What is required: Rewrite the records below from the line containing "plugin-heading-meta-refresh: [ Meta-Refresh-Redirect" through the line containing "field-value: 0.9.8q: [282, 868, 352, 891]", with "field-label" replaced by "field-name" and everything else unchanged.

Material for the task:
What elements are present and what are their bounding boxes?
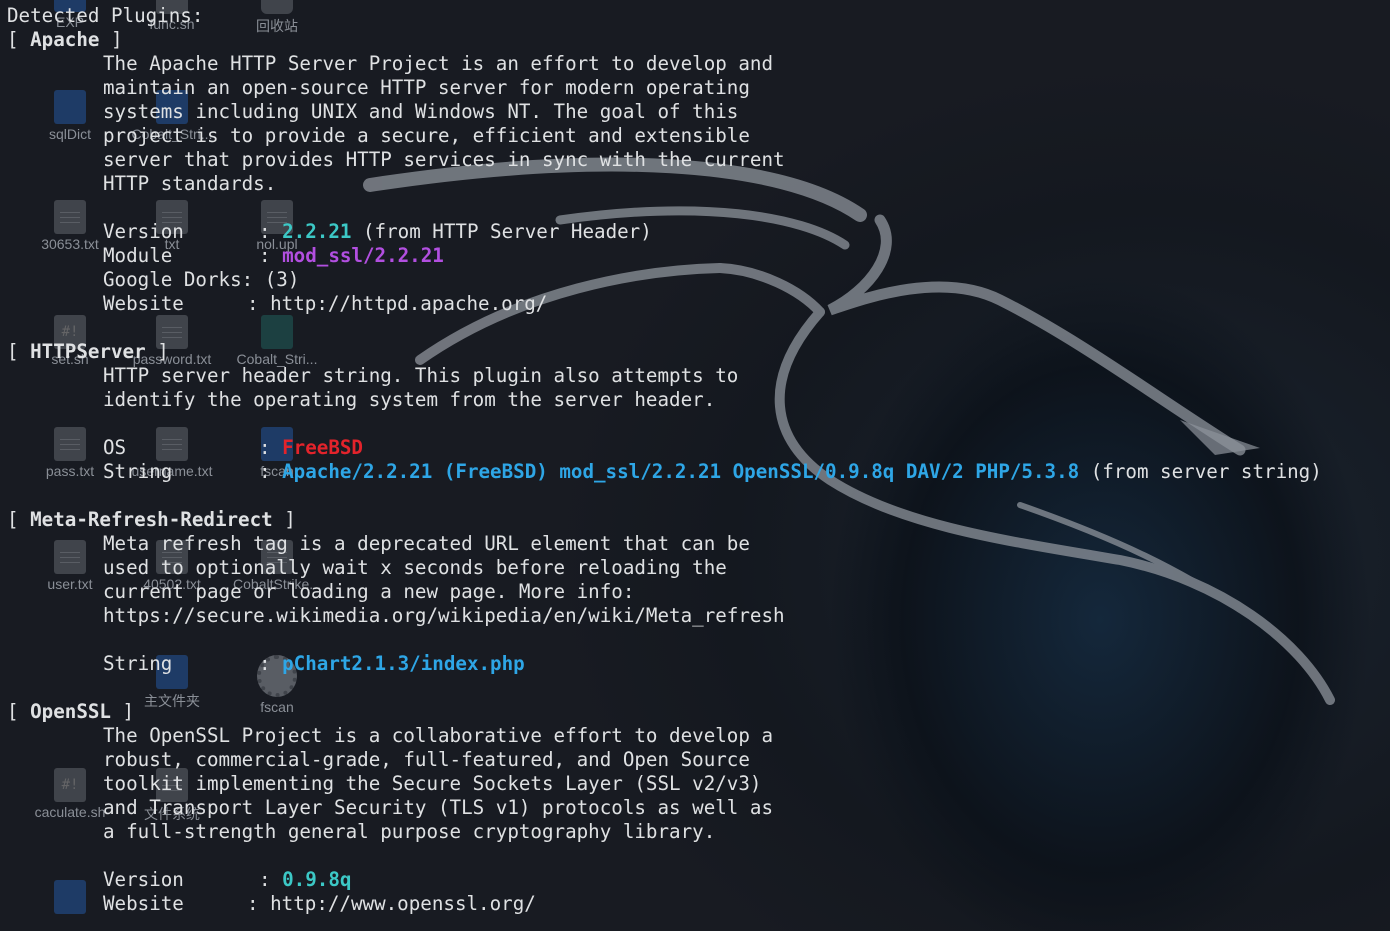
plugin-heading-meta-refresh: [ Meta-Refresh-Redirect ]: [7, 508, 296, 531]
description-line: https://secure.wikimedia.org/wikipedia/e…: [103, 604, 785, 627]
field-value: pChart2.1.3/index.php: [282, 652, 525, 675]
field-website: Website: http://httpd.apache.org/: [103, 292, 548, 315]
plugin-name: OpenSSL: [30, 700, 111, 723]
field-label: Version: [103, 868, 184, 891]
description-line: maintain an open-source HTTP server for …: [103, 76, 750, 99]
field-string: String: pChart2.1.3/index.php: [103, 652, 525, 675]
field-string: String: Apache/2.2.21 (FreeBSD) mod_ssl/…: [103, 460, 1322, 483]
plugin-heading-httpserver: [ HTTPServer ]: [7, 340, 169, 363]
field-label: String: [103, 652, 173, 675]
field-note: (from HTTP Server Header): [362, 220, 652, 243]
description-line: systems including UNIX and Windows NT. T…: [103, 100, 739, 123]
field-label: OS: [103, 436, 127, 459]
description-line: HTTP server header string. This plugin a…: [103, 364, 739, 387]
field-dorks: Google Dorks: (3): [103, 268, 300, 291]
plugin-heading-openssl: [ OpenSSL ]: [7, 700, 135, 723]
terminal-output[interactable]: Detected Plugins: [ Apache ] The Apache …: [0, 0, 1390, 931]
field-website: Website: http://www.openssl.org/: [103, 892, 536, 915]
description-line: current page or loading a new page. More…: [103, 580, 635, 603]
plugin-name: HTTPServer: [30, 340, 146, 363]
field-os: OS: FreeBSD: [103, 436, 363, 459]
field-value: http://httpd.apache.org/: [270, 292, 548, 315]
field-value: FreeBSD: [282, 436, 363, 459]
field-label: Website: [103, 892, 184, 915]
description-line: project is to provide a secure, efficien…: [103, 124, 750, 147]
field-version: Version: 2.2.21 (from HTTP Server Header…: [103, 220, 652, 243]
field-label: Version: [103, 220, 184, 243]
field-note: (from server string): [1090, 460, 1322, 483]
field-label: Module: [103, 244, 173, 267]
field-label: String: [103, 460, 173, 483]
field-value: Apache/2.2.21 (FreeBSD) mod_ssl/2.2.21 O…: [282, 460, 1080, 483]
field-value: mod_ssl/2.2.21: [282, 244, 444, 267]
field-module: Module: mod_ssl/2.2.21: [103, 244, 444, 267]
description-line: The OpenSSL Project is a collaborative e…: [103, 724, 774, 747]
field-value: 0.9.8q: [282, 868, 352, 891]
description-line: identify the operating system from the s…: [103, 388, 716, 411]
description-line: server that provides HTTP services in sy…: [103, 148, 785, 171]
description-line: robust, commercial-grade, full-featured,…: [103, 748, 750, 771]
description-line: used to optionally wait x seconds before…: [103, 556, 727, 579]
field-label: Website: [103, 292, 184, 315]
description-line: toolkit implementing the Secure Sockets …: [103, 772, 762, 795]
header-line: Detected Plugins:: [7, 4, 204, 27]
description-line: and Transport Layer Security (TLS v1) pr…: [103, 796, 774, 819]
description-line: The Apache HTTP Server Project is an eff…: [103, 52, 774, 75]
plugin-name: Meta-Refresh-Redirect: [30, 508, 273, 531]
field-version: Version: 0.9.8q: [103, 868, 352, 891]
field-value: http://www.openssl.org/: [270, 892, 536, 915]
description-line: Meta refresh tag is a deprecated URL ele…: [103, 532, 750, 555]
plugin-heading-apache: [ Apache ]: [7, 28, 123, 51]
description-line: HTTP standards.: [103, 172, 277, 195]
plugin-name: Apache: [30, 28, 100, 51]
description-line: a full-strength general purpose cryptogr…: [103, 820, 716, 843]
field-value: 2.2.21: [282, 220, 352, 243]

Result below:
plugin-heading-meta-refresh: [ Meta-Refresh-Redirect ]: [7, 508, 296, 531]
description-line: https://secure.wikimedia.org/wikipedia/e…: [103, 604, 785, 627]
field-value: pChart2.1.3/index.php: [282, 652, 525, 675]
field-website: Website: http://httpd.apache.org/: [103, 292, 548, 315]
plugin-name: OpenSSL: [30, 700, 111, 723]
field-name: Version: [103, 868, 184, 891]
description-line: maintain an open-source HTTP server for …: [103, 76, 750, 99]
field-string: String: pChart2.1.3/index.php: [103, 652, 525, 675]
field-string: String: Apache/2.2.21 (FreeBSD) mod_ssl/…: [103, 460, 1322, 483]
plugin-heading-httpserver: [ HTTPServer ]: [7, 340, 169, 363]
field-name: String: [103, 652, 173, 675]
field-note: (from HTTP Server Header): [362, 220, 652, 243]
description-line: systems including UNIX and Windows NT. T…: [103, 100, 739, 123]
field-name: OS: [103, 436, 127, 459]
description-line: HTTP server header string. This plugin a…: [103, 364, 739, 387]
field-dorks: Google Dorks: (3): [103, 268, 300, 291]
plugin-heading-openssl: [ OpenSSL ]: [7, 700, 135, 723]
terminal-output[interactable]: Detected Plugins: [ Apache ] The Apache …: [0, 0, 1390, 931]
field-website: Website: http://www.openssl.org/: [103, 892, 536, 915]
description-line: current page or loading a new page. More…: [103, 580, 635, 603]
plugin-name: HTTPServer: [30, 340, 146, 363]
field-os: OS: FreeBSD: [103, 436, 363, 459]
field-value: http://httpd.apache.org/: [270, 292, 548, 315]
field-value: FreeBSD: [282, 436, 363, 459]
field-name: Website: [103, 892, 184, 915]
description-line: project is to provide a secure, efficien…: [103, 124, 750, 147]
field-version: Version: 2.2.21 (from HTTP Server Header…: [103, 220, 652, 243]
field-name: Version: [103, 220, 184, 243]
field-note: (from server string): [1090, 460, 1322, 483]
field-name: Module: [103, 244, 173, 267]
field-name: String: [103, 460, 173, 483]
field-value: Apache/2.2.21 (FreeBSD) mod_ssl/2.2.21 O…: [282, 460, 1080, 483]
field-value: mod_ssl/2.2.21: [282, 244, 444, 267]
field-module: Module: mod_ssl/2.2.21: [103, 244, 444, 267]
description-line: The OpenSSL Project is a collaborative e…: [103, 724, 774, 747]
field-value: 0.9.8q: [282, 868, 352, 891]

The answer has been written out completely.